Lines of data
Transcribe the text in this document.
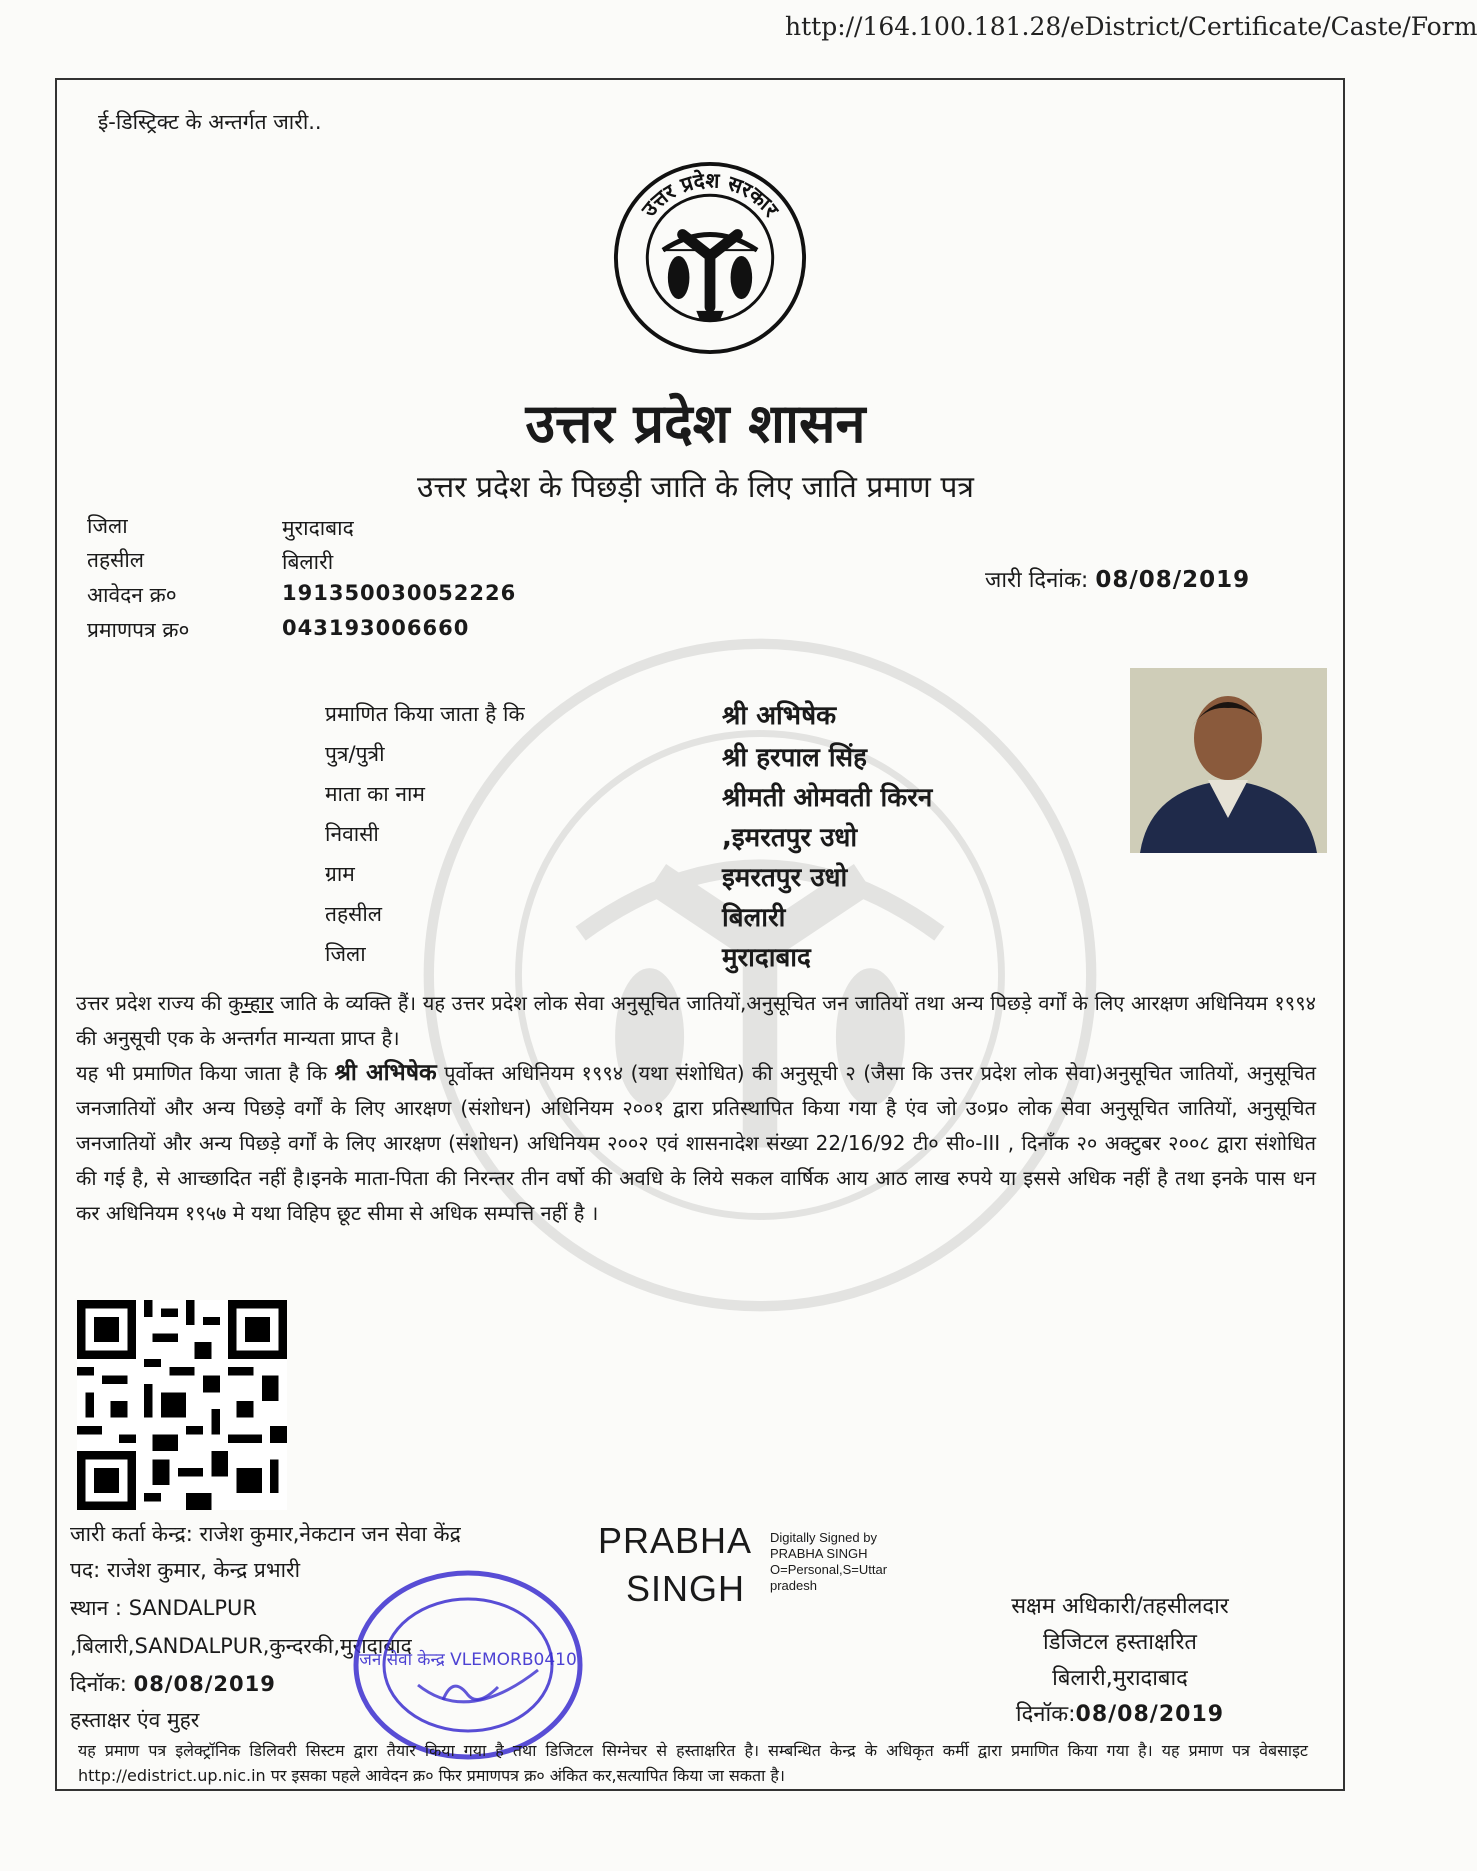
http://164.100.181.28/eDistrict/Certificate/Caste/Form
ई-डिस्ट्रिक्ट के अन्तर्गत जारी..
उत्तर प्रदेश सरकार
उत्तर प्रदेश शासन
उत्तर प्रदेश के पिछड़ी जाति के लिए जाति प्रमाण पत्र
जिला	मुरादाबाद
तहसील	बिलारी
आवेदन क्र०	191350030052226
प्रमाणपत्र क्र०	043193006660
जारी दिनांक: 08/08/2019
प्रमाणित किया जाता है कि	श्री अभिषेक
पुत्र/पुत्री	श्री हरपाल सिंह
माता का नाम	श्रीमती ओमवती किरन
निवासी	,इमरतपुर उधो
ग्राम	इमरतपुर उधो
तहसील	बिलारी
जिला	मुरादाबाद

उत्तर प्रदेश राज्य की कुम्हार जाति के व्यक्ति हैं। यह उत्तर प्रदेश लोक सेवा अनुसूचित जातियों,अनुसूचित जन जातियों तथा अन्य पिछड़े वर्गों के लिए आरक्षण अधिनियम १९९४ की अनुसूची एक के अन्तर्गत मान्यता प्राप्त है।

यह भी प्रमाणित किया जाता है कि श्री अभिषेक पूर्वोक्त अधिनियम १९९४ (यथा संशोधित) की अनुसूची २ (जैसा कि उत्तर प्रदेश लोक सेवा)अनुसूचित जातियों, अनुसूचित जनजातियों और अन्य पिछड़े वर्गों के लिए आरक्षण (संशोधन) अधिनियम २००१ द्वारा प्रतिस्थापित किया गया है एंव जो उ०प्र० लोक सेवा अनुसूचित जातियों, अनुसूचित जनजातियों और अन्य पिछड़े वर्गों के लिए आरक्षण (संशोधन) अधिनियम २००२ एवं शासनादेश संख्या 22/16/92 टी० सी०-III , दिनाँक २० अक्टुबर २००८ द्वारा संशोधित की गई है, से आच्छादित नहीं है।इनके माता-पिता की निरन्तर तीन वर्षो की अवधि के लिये सकल वार्षिक आय आठ लाख रुपये या इससे अधिक नहीं है तथा इनके पास धन कर अधिनियम १९५७ मे यथा विहिप छूट सीमा से अधिक सम्पत्ति नहीं है ।

जारी कर्ता केन्द्र: राजेश कुमार,नेकटान जन सेवा केंद्र
पद: राजेश कुमार, केन्द्र प्रभारी
स्थान : SANDALPUR
,बिलारी,SANDALPUR,कुन्दरकी,मुरादाबाद
दिनॉक: 08/08/2019
हस्ताक्षर एंव मुहर
PRABHA
SINGH
Digitally Signed by
PRABHA SINGH
O=Personal,S=Uttar
pradesh
सक्षम अधिकारी/तहसीलदार
डिजिटल हस्ताक्षरित
बिलारी,मुरादाबाद
दिनॉक:08/08/2019
जन सेवा केन्द्र VLEMORB0410
यह प्रमाण पत्र इलेक्ट्रॉनिक डिलिवरी सिस्टम द्वारा तैयार किया गया है तथा डिजिटल सिग्नेचर से हस्ताक्षरित है। सम्बन्धित केन्द्र के अधिकृत कर्मी द्वारा प्रमाणित किया गया है। यह प्रमाण पत्र वेबसाइट http://edistrict.up.nic.in पर इसका पहले आवेदन क्र० फिर प्रमाणपत्र क्र० अंकित कर,सत्यापित किया जा सकता है।
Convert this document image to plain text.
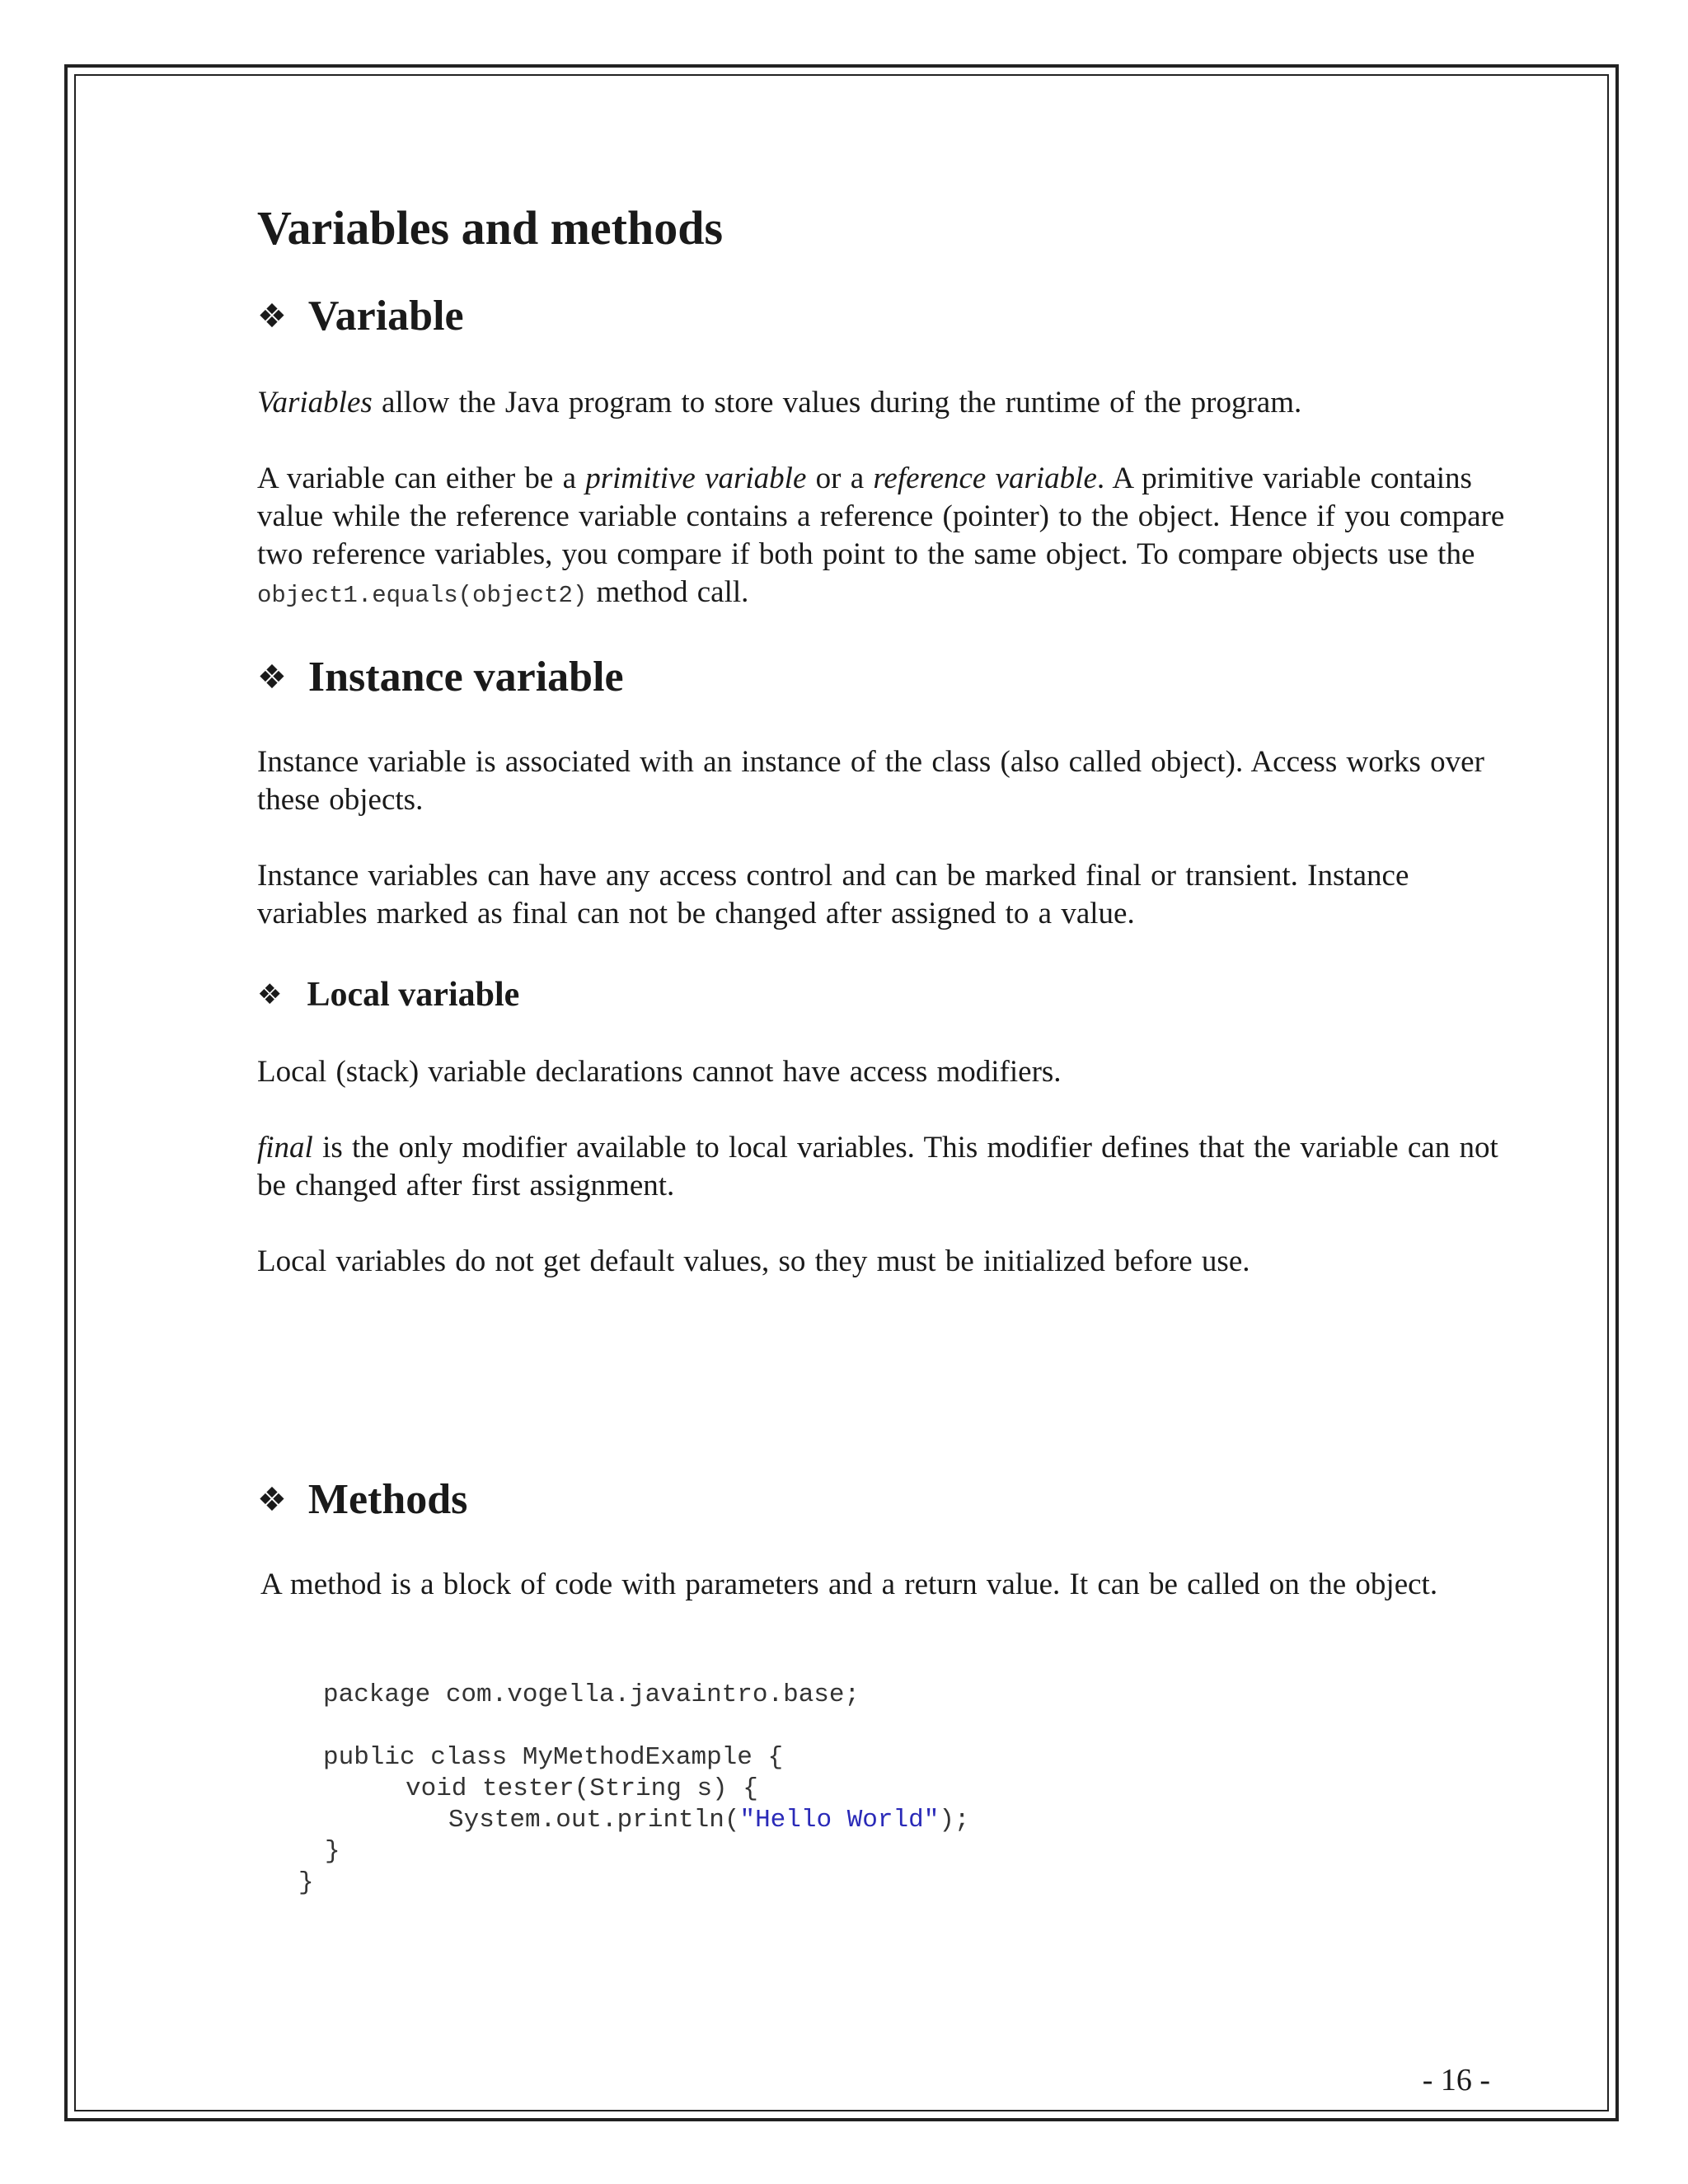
Variables and methods
❖ Variable

Variables allow the Java program to store values during the runtime of the program.

A variable can either be a primitive variable or a reference variable. A primitive variable contains value while the reference variable contains a reference (pointer) to the object. Hence if you compare two reference variables, you compare if both point to the same object. To compare objects use the object1.equals(object2) method call.

❖ Instance variable

Instance variable is associated with an instance of the class (also called object). Access works over these objects.

Instance variables can have any access control and can be marked final or transient. Instance variables marked as final can not be changed after assigned to a value.

❖ Local variable

Local (stack) variable declarations cannot have access modifiers.

final is the only modifier available to local variables. This modifier defines that the variable can not be changed after first assignment.

Local variables do not get default values, so they must be initialized before use.

❖ Methods

A method is a block of code with parameters and a return value. It can be called on the object.

package com.vogella.javaintro.base;
public class MyMethodExample {
void tester(String s) {
System.out.println("Hello World");
}
}
- 16 -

EXERCISE PROMPT =
Report how many lines in these entries contain "changed". Answer with the number only.

COMPLETE OUTPUT =
2